Saved entries
★ ★ ★ ★

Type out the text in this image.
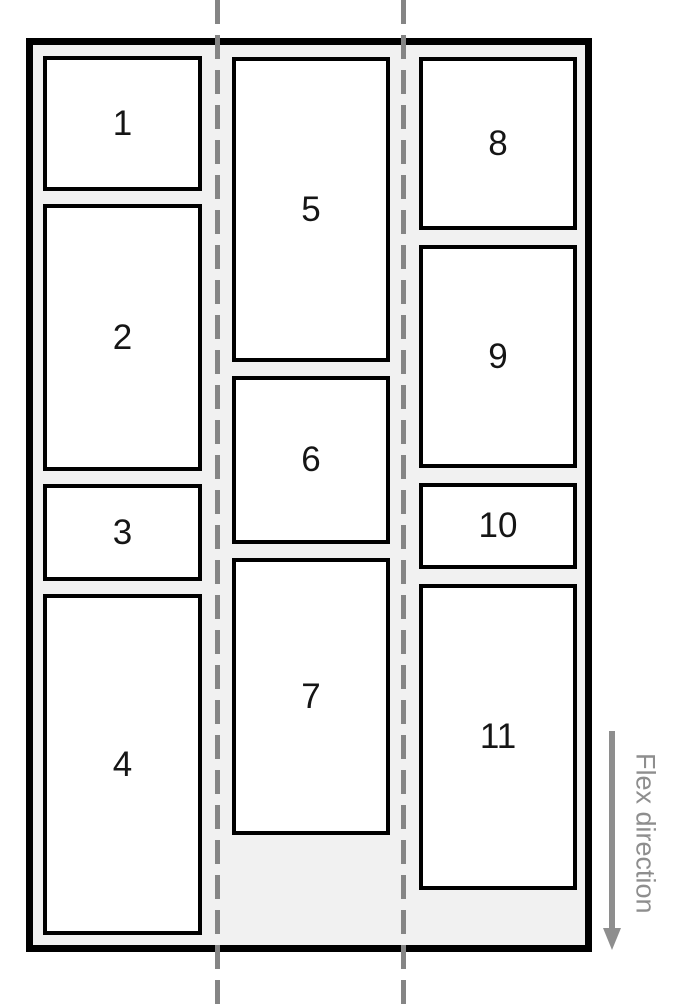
1
2
3
4
5
6
7
8
9
10
11
Flex direction
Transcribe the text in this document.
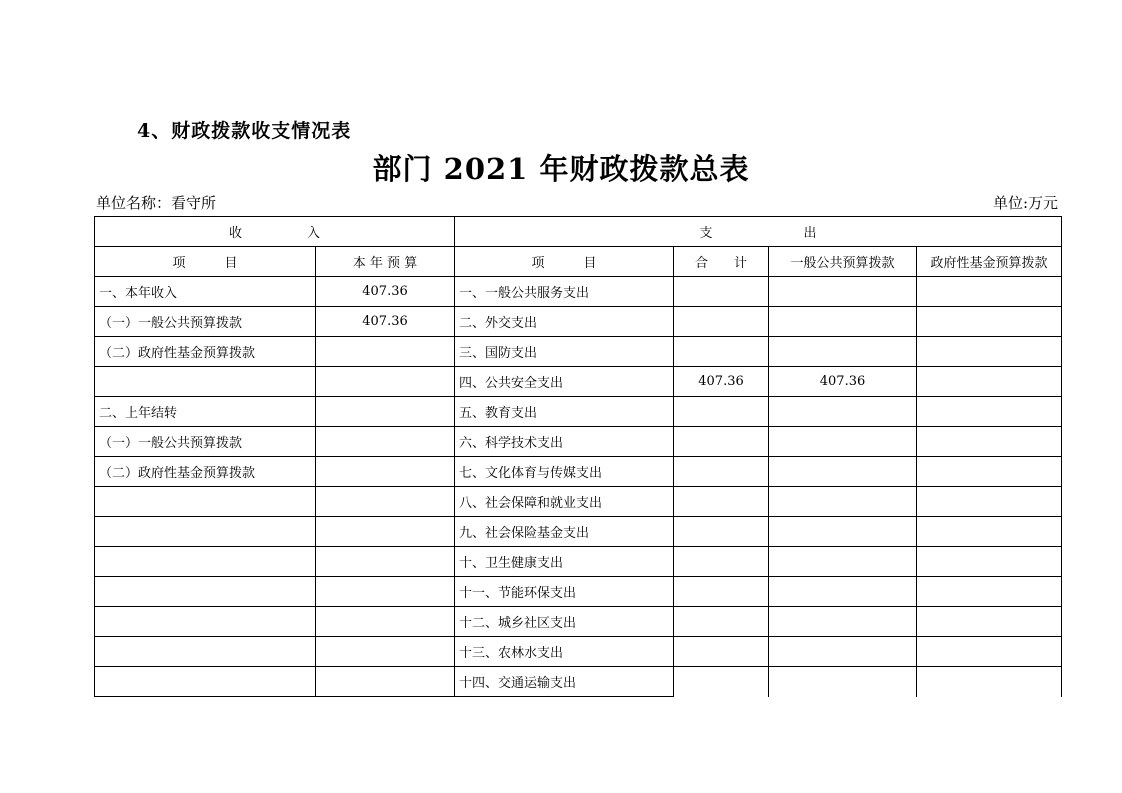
4、财政拨款收支情况表
部门 2021 年财政拨款总表
单位名称：看守所	单位:万元
收　　　　　入		支　　　　　　　出			
项　　　目	本 年 预 算	项　　　目	合　　计	一般公共预算拨款	政府性基金预算拨款
一、本年收入	407.36	一、一般公共服务支出			
（一）一般公共预算拨款	407.36	二、外交支出			
（二）政府性基金预算拨款		三、国防支出			
		四、公共安全支出	407.36	407.36	
二、上年结转		五、教育支出			
（一）一般公共预算拨款		六、科学技术支出			
（二）政府性基金预算拨款		七、文化体育与传媒支出			
		八、社会保障和就业支出			
		九、社会保险基金支出			
		十、卫生健康支出			
		十一、节能环保支出			
		十二、城乡社区支出			
		十三、农林水支出			
		十四、交通运输支出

★ ★ ★ ★

* **What you should do**
Apart from the pictures, the entries above are to be repeated in full and exactly.

* **Solution to the problem**
Type out the text in this image.
1
2
3
4
5
6
7
8
9
10
11
Flex direction
Transcribe the text in this document.
4、财政拨款收支情况表
部门 2021 年财政拨款总表
单位名称：看守所	单位:万元
收　　　　　入		支　　　　　　　出			
项　　　目	本 年 预 算	项　　　目	合　　计	一般公共预算拨款	政府性基金预算拨款
一、本年收入	407.36	一、一般公共服务支出			
（一）一般公共预算拨款	407.36	二、外交支出			
（二）政府性基金预算拨款		三、国防支出			
		四、公共安全支出	407.36	407.36	
二、上年结转		五、教育支出			
（一）一般公共预算拨款		六、科学技术支出			
（二）政府性基金预算拨款		七、文化体育与传媒支出			
		八、社会保障和就业支出			
		九、社会保险基金支出			
		十、卫生健康支出			
		十一、节能环保支出			
		十二、城乡社区支出			
		十三、农林水支出			
		十四、交通运输支出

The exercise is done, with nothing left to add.